▸ **READING TEXT**
-- begin --

Other devices such as a floppy disk drive and a magnetic tape drive
(not illustrated) may also be used. An optical disk drive 412 is
typically provided to act as a non-volatile source of data.
Portable memory devices, such optical disks (eg: CD-ROM, DVD),
USB-RAM, and floppy disks for example may then be used as
appropriate sources of data to the system 400.
[0078] The components 405, to 413 of the computer module 401
typically communicate via an interconnected bus 404 and in a manner
which results in a conventional mode of operation of the computer
system 400 known to those in the relevant art. Examples of
computers on which the described arrangements can be practised
include IBM-PC's and compatibles, Sun Sparcstations, Apple Mac.TM.
or alike computer systems evolved therefrom.
[0079] Typically, the DMIDG application programs discussed above
are resident on the hard disk drive 410 and read and controlled in
execution by the processor 405. Intermediate storage of such
programs and any data fetched from the networks 420 and 422 may be
accomplished using the semiconductor memory 406, possibly in
concert with the hard disk drive 410. In some instances, the DMIDG
application programs may be supplied to the user encoded on one or
more CD-ROM (not shown) and read via the corresponding drive 412,
or alternatively may be read by the user from the remote server 426
over the networks 420 or 422.
[0080] Still further, the software can also be loaded into the
computer system 400 from other computer readable media. Computer
readable media refers to any storage medium that participates in
providing instructions and/or data to the computer system 400 for
execution and/or processing. Examples of such media include floppy
disks, magnetic tape, CD-ROM, a hard disk drive, a ROM or
integrated circuit, a magneto-optical disk, or a computer readable
card such as a PCMCIA card and the like, whether or not such
devices are internal or external of the computer module 401.

-- end --

▸ **INFORMATION SUPPLIED**
-- begin --

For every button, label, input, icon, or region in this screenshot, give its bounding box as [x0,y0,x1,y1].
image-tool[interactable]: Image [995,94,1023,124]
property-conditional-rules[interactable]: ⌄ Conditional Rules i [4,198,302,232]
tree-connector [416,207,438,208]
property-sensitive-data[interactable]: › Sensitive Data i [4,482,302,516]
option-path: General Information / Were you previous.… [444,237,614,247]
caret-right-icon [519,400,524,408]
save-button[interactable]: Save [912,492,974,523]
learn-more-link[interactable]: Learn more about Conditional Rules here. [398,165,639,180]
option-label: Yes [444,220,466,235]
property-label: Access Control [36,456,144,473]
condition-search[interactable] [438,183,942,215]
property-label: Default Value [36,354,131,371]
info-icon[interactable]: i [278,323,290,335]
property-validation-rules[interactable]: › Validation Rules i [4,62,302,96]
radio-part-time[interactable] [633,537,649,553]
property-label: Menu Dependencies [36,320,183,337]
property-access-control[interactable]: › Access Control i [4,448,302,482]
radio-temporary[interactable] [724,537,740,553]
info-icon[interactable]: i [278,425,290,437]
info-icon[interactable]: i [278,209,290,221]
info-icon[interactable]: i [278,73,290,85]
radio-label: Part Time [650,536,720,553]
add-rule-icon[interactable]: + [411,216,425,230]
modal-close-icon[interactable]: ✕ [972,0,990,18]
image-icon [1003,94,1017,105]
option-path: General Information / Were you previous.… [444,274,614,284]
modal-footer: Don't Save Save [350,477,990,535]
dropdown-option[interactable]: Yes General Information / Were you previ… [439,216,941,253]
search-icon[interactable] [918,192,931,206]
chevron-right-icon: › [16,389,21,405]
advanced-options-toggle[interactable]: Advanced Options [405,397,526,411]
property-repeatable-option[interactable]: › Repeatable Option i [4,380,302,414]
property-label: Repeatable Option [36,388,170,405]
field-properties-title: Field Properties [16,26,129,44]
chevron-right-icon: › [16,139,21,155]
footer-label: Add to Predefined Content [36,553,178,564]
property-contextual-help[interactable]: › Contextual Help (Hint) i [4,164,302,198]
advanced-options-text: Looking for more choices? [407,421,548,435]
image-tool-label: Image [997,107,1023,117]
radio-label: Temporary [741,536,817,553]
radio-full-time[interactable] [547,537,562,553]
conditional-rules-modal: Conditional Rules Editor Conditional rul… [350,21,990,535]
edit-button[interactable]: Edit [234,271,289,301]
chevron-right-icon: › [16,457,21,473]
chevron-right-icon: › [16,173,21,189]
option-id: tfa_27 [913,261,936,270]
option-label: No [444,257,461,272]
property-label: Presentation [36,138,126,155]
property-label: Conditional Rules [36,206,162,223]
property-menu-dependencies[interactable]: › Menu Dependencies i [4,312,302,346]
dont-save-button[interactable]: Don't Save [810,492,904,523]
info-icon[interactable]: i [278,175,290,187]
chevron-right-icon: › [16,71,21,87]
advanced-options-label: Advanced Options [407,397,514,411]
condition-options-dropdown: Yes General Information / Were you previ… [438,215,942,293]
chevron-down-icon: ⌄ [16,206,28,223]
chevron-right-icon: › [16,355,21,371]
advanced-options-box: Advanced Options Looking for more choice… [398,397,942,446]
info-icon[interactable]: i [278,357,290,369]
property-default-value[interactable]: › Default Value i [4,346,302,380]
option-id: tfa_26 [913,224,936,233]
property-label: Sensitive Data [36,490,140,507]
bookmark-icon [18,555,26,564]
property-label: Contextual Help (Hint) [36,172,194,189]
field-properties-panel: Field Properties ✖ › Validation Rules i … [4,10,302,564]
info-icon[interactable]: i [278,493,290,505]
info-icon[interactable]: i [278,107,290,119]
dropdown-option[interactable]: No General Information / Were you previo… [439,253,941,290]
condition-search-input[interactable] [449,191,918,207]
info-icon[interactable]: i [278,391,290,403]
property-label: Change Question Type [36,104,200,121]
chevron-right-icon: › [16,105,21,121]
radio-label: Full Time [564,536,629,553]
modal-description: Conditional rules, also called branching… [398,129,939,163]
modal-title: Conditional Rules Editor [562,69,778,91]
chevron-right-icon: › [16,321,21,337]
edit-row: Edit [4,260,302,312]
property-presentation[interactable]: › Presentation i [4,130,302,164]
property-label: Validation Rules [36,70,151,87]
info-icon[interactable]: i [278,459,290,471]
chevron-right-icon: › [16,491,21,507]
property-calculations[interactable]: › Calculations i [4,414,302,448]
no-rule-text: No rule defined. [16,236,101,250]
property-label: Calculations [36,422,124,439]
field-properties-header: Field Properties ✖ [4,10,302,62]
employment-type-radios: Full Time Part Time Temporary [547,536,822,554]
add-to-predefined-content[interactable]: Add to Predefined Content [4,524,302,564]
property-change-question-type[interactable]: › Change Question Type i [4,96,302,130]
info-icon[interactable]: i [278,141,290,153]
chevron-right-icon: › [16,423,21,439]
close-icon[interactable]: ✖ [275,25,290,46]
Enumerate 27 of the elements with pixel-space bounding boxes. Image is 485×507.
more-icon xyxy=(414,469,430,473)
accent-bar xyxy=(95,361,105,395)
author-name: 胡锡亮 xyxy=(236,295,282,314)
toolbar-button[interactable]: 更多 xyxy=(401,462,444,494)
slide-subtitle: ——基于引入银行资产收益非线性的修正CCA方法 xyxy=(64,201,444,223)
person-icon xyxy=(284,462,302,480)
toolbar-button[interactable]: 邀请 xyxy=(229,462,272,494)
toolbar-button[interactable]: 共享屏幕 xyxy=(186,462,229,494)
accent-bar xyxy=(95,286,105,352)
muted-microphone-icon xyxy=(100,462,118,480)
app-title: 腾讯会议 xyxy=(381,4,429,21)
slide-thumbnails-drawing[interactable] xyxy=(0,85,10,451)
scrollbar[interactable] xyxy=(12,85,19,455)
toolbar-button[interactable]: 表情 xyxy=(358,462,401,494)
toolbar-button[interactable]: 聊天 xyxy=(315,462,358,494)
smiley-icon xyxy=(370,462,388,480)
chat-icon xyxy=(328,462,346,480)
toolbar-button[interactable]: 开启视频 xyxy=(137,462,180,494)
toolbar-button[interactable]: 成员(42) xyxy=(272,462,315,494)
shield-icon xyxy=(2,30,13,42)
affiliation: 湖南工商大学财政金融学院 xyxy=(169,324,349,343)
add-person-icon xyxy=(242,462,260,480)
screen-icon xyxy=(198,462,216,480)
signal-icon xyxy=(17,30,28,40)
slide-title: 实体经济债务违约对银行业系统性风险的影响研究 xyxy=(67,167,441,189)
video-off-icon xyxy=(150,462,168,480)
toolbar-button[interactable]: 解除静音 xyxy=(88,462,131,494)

-- end --
-- begin --

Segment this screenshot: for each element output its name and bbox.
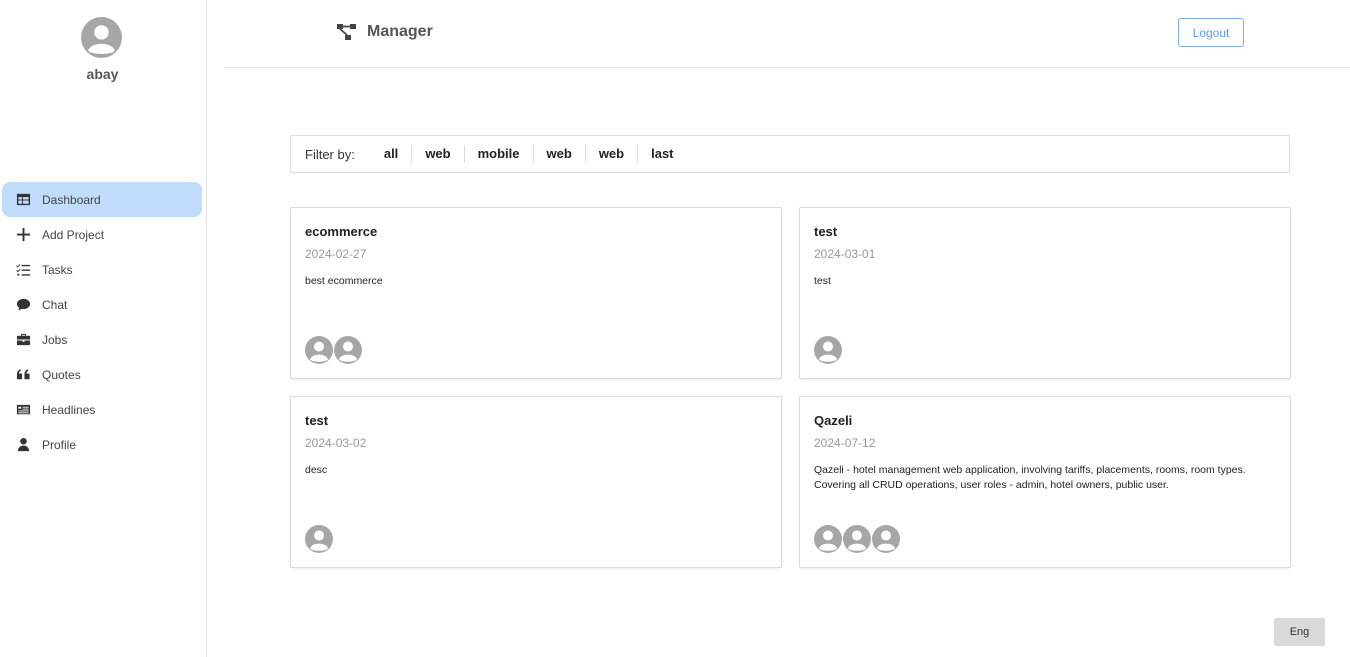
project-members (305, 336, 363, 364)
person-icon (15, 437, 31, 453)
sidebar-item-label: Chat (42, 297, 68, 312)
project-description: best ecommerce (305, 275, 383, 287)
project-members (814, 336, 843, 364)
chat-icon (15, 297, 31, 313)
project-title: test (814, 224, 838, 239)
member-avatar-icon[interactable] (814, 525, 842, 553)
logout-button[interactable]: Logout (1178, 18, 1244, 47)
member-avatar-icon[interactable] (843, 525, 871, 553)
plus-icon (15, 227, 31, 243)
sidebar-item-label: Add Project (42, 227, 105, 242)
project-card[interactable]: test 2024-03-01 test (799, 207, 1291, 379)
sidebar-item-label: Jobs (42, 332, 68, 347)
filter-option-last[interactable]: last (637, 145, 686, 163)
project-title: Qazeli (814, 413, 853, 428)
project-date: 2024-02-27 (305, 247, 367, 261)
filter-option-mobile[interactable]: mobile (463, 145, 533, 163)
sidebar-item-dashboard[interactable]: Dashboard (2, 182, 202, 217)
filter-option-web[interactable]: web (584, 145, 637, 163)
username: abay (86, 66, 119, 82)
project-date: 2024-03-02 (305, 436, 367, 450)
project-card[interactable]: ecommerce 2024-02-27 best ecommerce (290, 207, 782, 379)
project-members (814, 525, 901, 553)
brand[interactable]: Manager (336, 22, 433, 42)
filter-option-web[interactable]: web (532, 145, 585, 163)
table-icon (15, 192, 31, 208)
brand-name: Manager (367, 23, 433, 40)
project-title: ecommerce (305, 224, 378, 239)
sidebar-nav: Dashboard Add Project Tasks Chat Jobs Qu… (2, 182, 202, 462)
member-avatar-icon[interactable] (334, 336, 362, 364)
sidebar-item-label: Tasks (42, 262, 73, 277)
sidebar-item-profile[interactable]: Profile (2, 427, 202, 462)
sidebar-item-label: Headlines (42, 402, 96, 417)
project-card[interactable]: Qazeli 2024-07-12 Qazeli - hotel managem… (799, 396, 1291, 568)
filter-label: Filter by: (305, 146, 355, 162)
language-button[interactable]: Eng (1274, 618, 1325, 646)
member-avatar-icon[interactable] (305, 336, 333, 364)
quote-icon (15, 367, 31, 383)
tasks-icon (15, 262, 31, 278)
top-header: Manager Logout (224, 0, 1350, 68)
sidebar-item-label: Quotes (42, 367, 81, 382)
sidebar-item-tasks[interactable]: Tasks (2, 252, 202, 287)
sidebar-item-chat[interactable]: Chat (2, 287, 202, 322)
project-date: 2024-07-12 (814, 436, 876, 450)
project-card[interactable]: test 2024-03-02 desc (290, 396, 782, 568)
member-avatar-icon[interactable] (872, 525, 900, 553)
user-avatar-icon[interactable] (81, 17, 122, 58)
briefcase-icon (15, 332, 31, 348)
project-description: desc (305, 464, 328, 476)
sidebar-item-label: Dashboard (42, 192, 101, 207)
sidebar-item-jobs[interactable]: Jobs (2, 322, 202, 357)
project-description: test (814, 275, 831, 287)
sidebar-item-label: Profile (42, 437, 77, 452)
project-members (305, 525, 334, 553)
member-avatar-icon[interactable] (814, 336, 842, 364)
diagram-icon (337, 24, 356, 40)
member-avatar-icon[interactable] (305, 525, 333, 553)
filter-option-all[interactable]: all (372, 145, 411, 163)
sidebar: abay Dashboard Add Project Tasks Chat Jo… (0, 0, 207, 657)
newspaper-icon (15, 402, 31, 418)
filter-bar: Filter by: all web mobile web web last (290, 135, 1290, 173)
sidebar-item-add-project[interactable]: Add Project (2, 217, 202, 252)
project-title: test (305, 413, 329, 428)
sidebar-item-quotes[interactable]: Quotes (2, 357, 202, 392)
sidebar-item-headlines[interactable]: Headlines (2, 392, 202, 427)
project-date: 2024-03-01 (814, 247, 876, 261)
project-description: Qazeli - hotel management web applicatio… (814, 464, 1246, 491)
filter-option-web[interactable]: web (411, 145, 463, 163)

-- end --
-- begin --

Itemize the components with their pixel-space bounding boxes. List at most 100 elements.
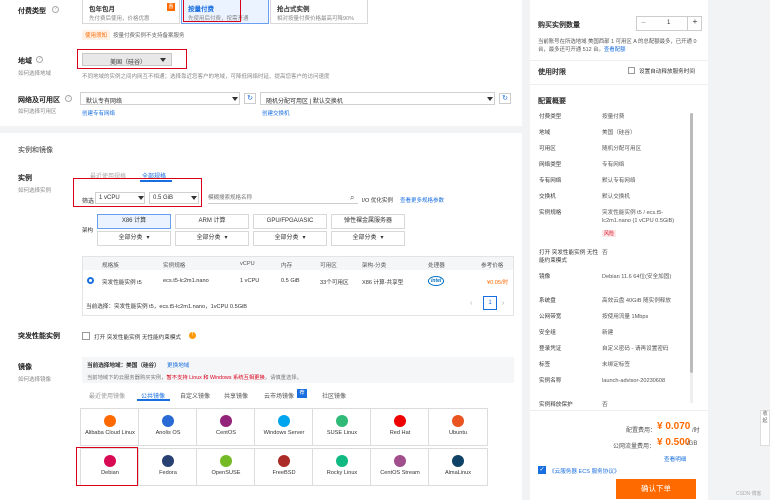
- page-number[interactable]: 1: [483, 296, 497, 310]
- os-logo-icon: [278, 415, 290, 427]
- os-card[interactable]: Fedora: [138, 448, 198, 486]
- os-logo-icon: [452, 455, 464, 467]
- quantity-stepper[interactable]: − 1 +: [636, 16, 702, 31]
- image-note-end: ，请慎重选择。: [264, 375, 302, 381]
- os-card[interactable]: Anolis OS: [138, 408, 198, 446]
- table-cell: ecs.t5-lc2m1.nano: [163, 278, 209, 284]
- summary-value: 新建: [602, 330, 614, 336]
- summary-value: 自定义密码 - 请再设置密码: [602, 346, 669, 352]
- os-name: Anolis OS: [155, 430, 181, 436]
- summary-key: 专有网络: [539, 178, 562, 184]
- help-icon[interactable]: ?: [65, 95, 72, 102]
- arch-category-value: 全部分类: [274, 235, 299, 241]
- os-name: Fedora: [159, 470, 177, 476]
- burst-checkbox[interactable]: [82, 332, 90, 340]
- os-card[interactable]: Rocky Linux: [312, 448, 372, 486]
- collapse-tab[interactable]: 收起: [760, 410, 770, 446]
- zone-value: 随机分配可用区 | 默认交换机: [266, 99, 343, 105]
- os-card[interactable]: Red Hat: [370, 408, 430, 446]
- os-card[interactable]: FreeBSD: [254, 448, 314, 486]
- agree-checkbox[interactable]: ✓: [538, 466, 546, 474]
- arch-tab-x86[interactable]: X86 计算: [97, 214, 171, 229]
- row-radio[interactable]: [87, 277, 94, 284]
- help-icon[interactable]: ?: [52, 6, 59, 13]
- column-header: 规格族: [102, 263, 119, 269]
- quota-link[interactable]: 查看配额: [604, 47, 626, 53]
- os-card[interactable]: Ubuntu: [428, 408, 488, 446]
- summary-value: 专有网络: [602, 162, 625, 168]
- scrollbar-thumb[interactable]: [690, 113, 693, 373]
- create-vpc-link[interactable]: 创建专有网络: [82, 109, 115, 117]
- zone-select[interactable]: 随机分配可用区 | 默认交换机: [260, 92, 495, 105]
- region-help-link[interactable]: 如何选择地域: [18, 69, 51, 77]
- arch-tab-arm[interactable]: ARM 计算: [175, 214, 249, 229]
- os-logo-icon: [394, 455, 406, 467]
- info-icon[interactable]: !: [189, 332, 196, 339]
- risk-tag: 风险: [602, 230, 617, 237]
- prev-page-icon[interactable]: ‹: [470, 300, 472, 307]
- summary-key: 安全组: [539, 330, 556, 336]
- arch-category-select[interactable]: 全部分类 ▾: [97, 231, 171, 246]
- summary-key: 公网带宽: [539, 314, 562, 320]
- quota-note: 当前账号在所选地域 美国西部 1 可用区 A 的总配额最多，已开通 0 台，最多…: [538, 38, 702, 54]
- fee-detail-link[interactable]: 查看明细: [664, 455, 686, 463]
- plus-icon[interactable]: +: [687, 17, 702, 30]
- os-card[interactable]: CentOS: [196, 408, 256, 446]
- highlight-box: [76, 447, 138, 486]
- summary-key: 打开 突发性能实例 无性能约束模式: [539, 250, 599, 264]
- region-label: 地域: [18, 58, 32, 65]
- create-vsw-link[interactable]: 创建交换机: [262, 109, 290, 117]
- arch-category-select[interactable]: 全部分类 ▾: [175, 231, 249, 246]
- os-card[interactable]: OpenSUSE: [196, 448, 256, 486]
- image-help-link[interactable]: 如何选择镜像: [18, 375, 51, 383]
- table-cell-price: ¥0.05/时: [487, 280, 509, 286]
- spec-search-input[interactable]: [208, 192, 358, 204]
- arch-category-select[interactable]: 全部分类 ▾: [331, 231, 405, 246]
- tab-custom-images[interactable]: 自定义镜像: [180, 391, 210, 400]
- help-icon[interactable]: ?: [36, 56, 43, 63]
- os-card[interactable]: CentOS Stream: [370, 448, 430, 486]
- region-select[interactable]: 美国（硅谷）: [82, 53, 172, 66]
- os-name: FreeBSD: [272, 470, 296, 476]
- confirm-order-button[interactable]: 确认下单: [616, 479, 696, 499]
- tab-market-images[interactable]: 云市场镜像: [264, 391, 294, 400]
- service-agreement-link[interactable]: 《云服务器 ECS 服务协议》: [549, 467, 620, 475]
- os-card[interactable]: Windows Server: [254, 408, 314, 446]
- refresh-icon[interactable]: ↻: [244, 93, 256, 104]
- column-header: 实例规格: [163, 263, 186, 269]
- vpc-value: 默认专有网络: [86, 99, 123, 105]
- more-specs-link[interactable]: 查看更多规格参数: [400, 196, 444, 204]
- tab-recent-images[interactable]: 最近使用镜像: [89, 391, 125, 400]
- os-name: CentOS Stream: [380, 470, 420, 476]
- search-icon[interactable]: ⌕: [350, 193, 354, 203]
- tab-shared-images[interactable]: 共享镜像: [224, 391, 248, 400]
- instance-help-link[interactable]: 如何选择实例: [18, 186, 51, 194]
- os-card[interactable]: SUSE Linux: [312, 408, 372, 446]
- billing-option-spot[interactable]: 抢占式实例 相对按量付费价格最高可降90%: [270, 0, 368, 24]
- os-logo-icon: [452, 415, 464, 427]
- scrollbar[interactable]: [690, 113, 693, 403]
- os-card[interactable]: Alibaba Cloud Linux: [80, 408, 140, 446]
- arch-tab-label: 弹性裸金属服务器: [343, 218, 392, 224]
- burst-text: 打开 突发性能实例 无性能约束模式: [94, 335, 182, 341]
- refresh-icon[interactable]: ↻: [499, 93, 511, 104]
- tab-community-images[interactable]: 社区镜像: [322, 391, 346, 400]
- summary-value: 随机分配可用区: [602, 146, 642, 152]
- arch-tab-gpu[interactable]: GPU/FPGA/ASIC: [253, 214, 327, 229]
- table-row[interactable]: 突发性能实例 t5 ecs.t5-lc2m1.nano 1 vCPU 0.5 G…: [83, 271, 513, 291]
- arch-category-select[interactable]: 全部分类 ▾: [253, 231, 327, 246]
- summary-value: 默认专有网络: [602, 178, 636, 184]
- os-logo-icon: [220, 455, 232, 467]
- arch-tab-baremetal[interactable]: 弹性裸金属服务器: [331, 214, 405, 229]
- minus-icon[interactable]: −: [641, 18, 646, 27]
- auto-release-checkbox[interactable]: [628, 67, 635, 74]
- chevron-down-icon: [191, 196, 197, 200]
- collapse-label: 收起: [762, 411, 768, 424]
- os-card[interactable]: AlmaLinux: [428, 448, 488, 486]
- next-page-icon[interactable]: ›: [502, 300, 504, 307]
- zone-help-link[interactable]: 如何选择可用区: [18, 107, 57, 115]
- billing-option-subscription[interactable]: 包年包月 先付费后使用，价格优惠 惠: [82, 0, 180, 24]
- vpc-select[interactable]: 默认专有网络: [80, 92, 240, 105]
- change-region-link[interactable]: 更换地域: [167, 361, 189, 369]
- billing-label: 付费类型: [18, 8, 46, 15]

-- end --

▸ **CHALLENGES**
1. In the computer system passage, reproduce everything from "[0079] Typically, the" down to "420 or 422.", swapping "hard disk drive" for "solid-state drive".
2. According to the computer system passage, where do the DMIDG application programs typically reside?
3. Go on with the computer system passage from the point at which it stops.

▸ **ANSWERS TO THE TASKS**
1.
[0079] Typically, the DMIDG application programs discussed above
are resident on the solid-state drive 410 and read and controlled in
execution by the processor 405. Intermediate storage of such
programs and any data fetched from the networks 420 and 422 may be
accomplished using the semiconductor memory 406, possibly in
concert with the solid-state drive 410. In some instances, the DMIDG
application programs may be supplied to the user encoded on one or
more CD-ROM (not shown) and read via the corresponding drive 412,
or alternatively may be read by the user from the remote server 426
over the networks 420 or 422.

2. They typically reside on the hard disk drive 410.

3.
Examples of computer readable transmission media that may also
participate in the provision of instructions and/or data include
radio or infra-red transmission channels as well as a network
connection to another computer or networked device, and the
Internet or Intranets including e-mail transmissions and
information recorded on Websites and the like.
[0081] The second part of the DMIDG application programs and the
corresponding code modules mentioned above may be executed to
implement one or more graphical user interfaces (GUIs), such as the
Voice User Interface 105 (see FIG. 1), to be rendered or otherwise
represented upon the display 414. Through manipulation of the
keyboard 402 and the mouse 403, a user of the computer system 400
and the application may manipulate the interface to provide
controlling commands and/or input to the applications associated
with the GUI(s).
[0082] The DMIDG approach may alternatively be implemented in
dedicated hardware such as one or more integrated circuits,
including, for example, graphic processors, digital signal
processors, or one or more microprocessors and associated
memories.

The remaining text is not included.